# Required work
Report all lines holding "года".

# Input data
**********

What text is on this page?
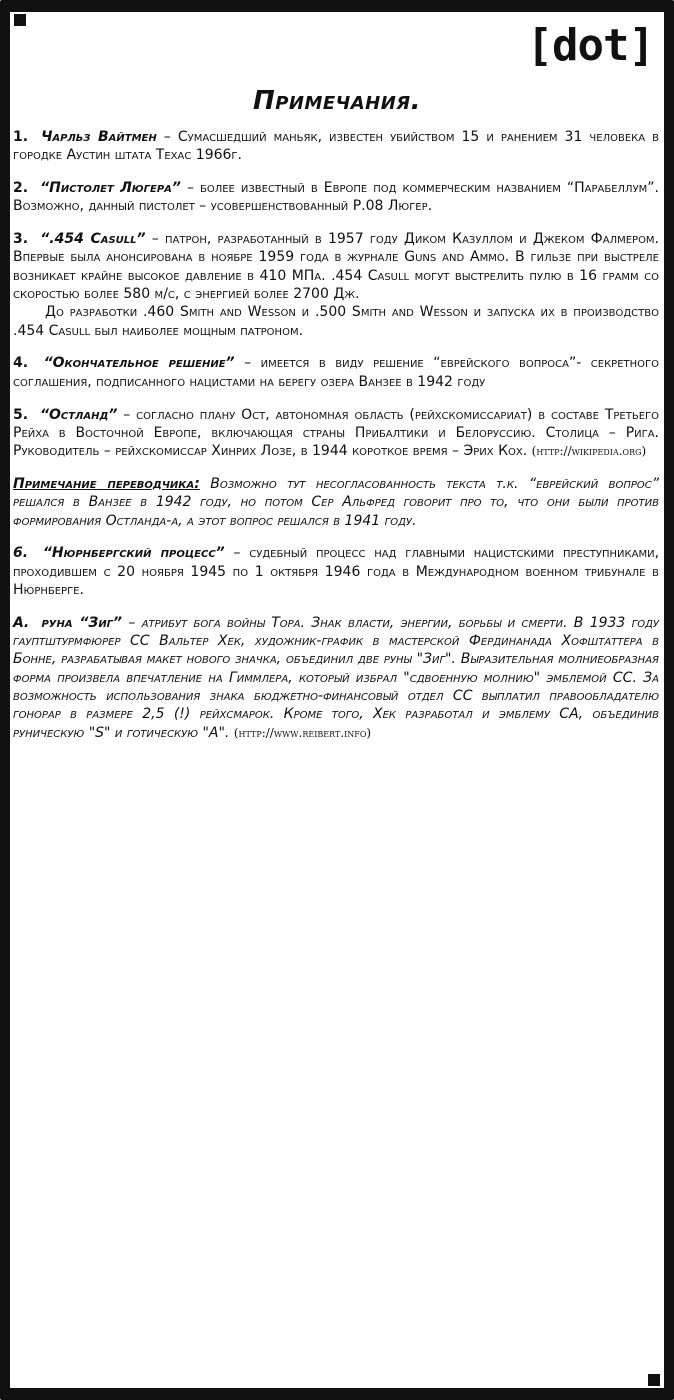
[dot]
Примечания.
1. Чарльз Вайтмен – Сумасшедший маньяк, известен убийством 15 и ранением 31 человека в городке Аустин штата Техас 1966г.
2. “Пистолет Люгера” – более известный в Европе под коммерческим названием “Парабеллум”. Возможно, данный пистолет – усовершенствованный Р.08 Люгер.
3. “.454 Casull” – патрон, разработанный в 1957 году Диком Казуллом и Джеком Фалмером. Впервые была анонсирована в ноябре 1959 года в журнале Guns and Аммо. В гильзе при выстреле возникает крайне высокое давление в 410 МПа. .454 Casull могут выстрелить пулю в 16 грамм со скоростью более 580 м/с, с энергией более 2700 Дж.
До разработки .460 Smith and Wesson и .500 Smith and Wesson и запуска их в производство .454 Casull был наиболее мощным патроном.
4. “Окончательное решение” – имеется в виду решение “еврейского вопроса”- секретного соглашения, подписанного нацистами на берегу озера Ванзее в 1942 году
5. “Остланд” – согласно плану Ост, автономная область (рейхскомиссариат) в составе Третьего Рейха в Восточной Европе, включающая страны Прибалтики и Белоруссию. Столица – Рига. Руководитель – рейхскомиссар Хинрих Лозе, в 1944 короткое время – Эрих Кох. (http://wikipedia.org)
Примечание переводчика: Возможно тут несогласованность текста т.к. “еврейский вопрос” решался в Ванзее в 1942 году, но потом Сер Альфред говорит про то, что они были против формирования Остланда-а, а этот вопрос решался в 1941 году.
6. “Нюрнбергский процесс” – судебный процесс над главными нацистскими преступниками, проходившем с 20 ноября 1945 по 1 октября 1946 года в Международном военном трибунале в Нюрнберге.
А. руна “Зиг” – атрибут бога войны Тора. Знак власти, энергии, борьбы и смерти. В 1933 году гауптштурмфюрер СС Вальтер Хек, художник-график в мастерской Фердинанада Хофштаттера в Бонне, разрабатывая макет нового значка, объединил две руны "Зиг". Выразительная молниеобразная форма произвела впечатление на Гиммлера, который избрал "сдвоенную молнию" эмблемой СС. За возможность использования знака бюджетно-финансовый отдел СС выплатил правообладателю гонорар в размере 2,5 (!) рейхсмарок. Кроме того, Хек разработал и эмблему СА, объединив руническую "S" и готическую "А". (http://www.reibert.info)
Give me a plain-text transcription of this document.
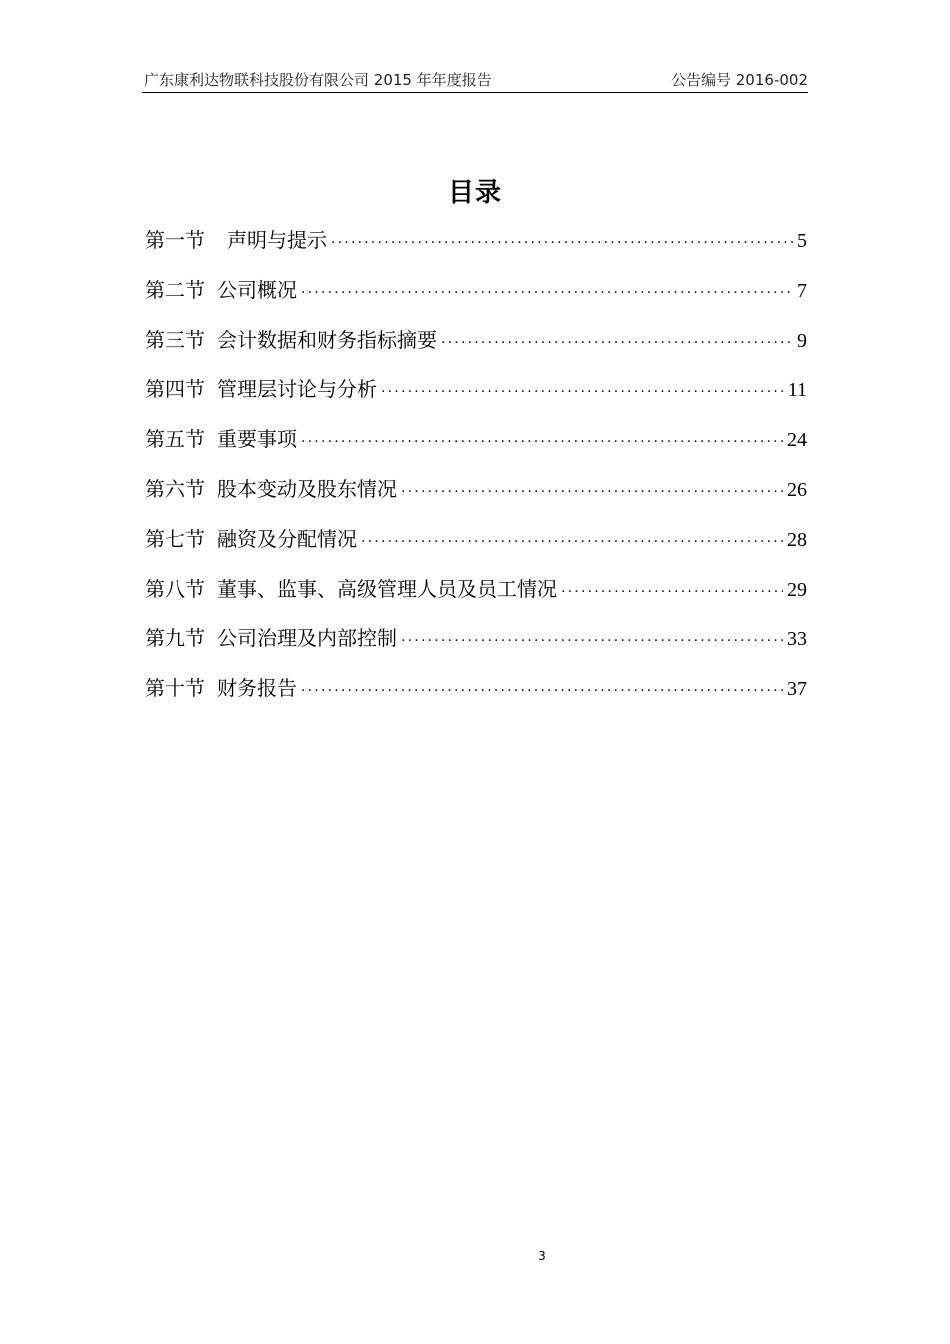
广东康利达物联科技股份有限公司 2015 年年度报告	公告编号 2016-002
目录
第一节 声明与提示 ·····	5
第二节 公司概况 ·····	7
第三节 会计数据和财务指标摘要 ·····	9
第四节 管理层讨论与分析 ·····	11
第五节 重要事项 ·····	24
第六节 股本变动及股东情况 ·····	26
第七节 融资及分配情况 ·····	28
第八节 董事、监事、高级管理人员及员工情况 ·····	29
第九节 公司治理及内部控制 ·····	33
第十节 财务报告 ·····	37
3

**********

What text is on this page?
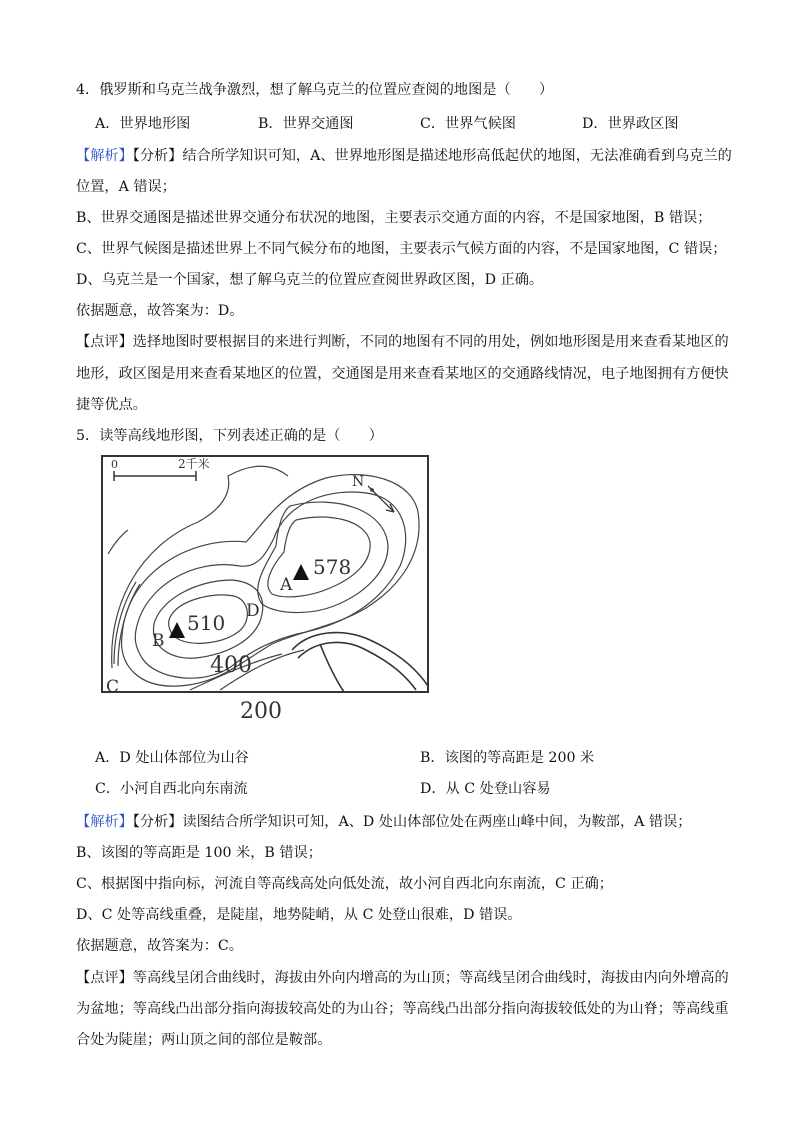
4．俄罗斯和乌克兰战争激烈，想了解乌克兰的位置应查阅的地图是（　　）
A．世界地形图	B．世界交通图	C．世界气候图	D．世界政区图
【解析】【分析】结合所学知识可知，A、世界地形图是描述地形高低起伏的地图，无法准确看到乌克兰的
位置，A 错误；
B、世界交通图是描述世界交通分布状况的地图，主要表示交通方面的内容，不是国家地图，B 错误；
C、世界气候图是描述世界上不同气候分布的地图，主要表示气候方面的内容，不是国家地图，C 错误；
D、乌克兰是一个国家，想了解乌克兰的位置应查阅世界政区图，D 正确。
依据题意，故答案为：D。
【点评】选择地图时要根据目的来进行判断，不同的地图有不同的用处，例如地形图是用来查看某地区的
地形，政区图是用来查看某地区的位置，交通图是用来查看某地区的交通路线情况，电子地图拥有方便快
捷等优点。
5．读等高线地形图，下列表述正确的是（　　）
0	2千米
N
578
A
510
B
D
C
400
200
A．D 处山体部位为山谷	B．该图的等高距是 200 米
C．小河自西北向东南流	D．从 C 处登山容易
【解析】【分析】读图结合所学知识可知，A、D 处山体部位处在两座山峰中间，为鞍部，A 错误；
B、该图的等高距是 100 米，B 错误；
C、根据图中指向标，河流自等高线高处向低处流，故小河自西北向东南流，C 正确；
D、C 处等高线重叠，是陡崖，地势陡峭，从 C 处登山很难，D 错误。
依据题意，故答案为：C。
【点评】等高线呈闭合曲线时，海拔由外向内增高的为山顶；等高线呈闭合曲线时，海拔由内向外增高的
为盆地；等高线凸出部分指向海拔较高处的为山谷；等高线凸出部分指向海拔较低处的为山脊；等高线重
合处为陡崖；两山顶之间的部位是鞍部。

**********

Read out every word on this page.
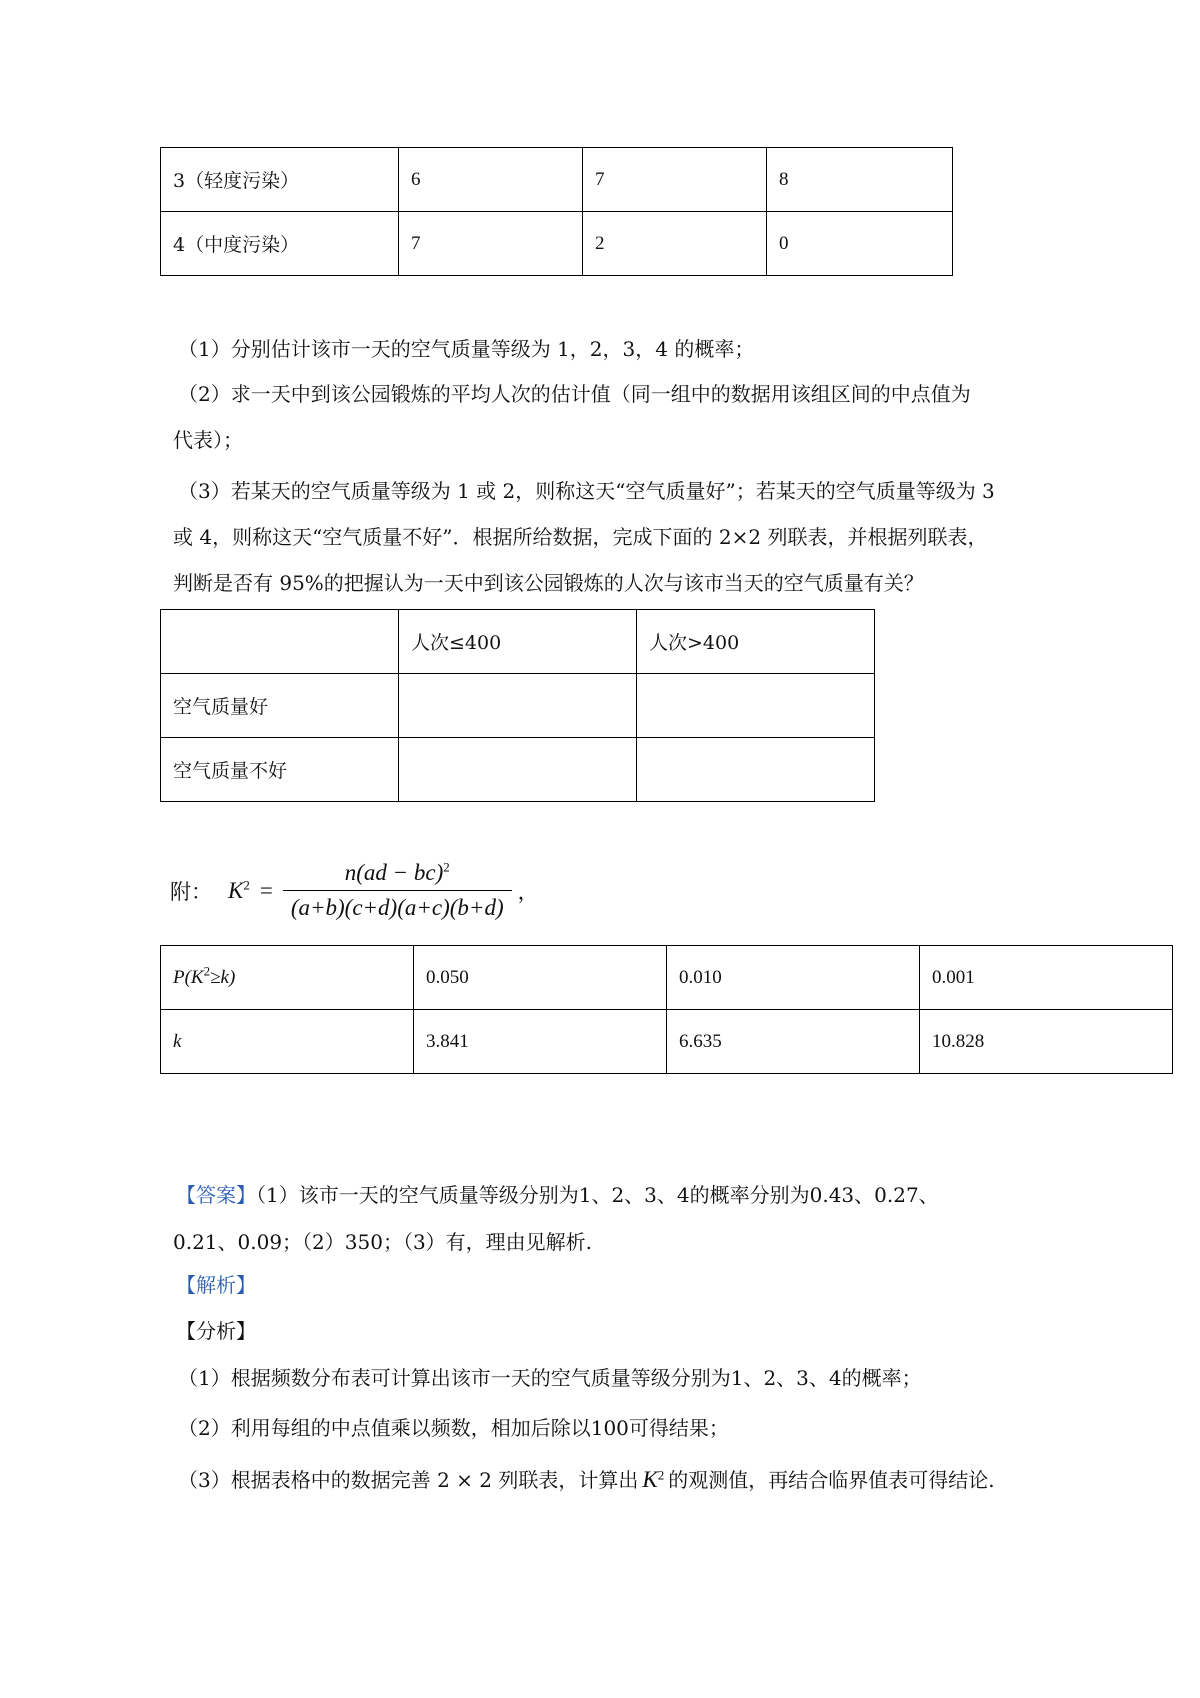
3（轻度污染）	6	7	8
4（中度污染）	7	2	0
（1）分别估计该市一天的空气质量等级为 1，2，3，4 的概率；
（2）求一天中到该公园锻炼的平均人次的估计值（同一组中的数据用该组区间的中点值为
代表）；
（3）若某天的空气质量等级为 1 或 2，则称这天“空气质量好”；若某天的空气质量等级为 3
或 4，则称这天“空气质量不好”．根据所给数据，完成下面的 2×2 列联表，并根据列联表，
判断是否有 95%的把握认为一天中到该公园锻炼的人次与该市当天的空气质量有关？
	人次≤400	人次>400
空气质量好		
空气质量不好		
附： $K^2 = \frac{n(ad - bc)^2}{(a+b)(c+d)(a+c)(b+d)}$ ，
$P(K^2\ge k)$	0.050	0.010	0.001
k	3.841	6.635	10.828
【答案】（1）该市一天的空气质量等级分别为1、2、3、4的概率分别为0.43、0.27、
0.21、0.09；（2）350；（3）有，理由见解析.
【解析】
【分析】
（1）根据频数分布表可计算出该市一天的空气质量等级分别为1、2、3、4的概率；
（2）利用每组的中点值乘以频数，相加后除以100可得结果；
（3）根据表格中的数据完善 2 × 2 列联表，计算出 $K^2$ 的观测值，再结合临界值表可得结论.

**********

# The output
3. “.454 Casull” – патрон, разработанный в 1957 году Диком Казуллом и Джеком Фалмером. Впервые была анонсирована в ноябре 1959 года в журнале Guns and Аммо. В гильзе при выстреле возникает крайне высокое давление в 410 МПа. .454 Casull могут выстрелить пулю в 16 грамм со скоростью более 580 м/с, с энергией более 2700 Дж.
6. “Нюрнбергский процесс” – судебный процесс над главными нацистскими преступниками, проходившем с 20 ноября 1945 по 1 октября 1946 года в Международном военном трибунале в Нюрнберге.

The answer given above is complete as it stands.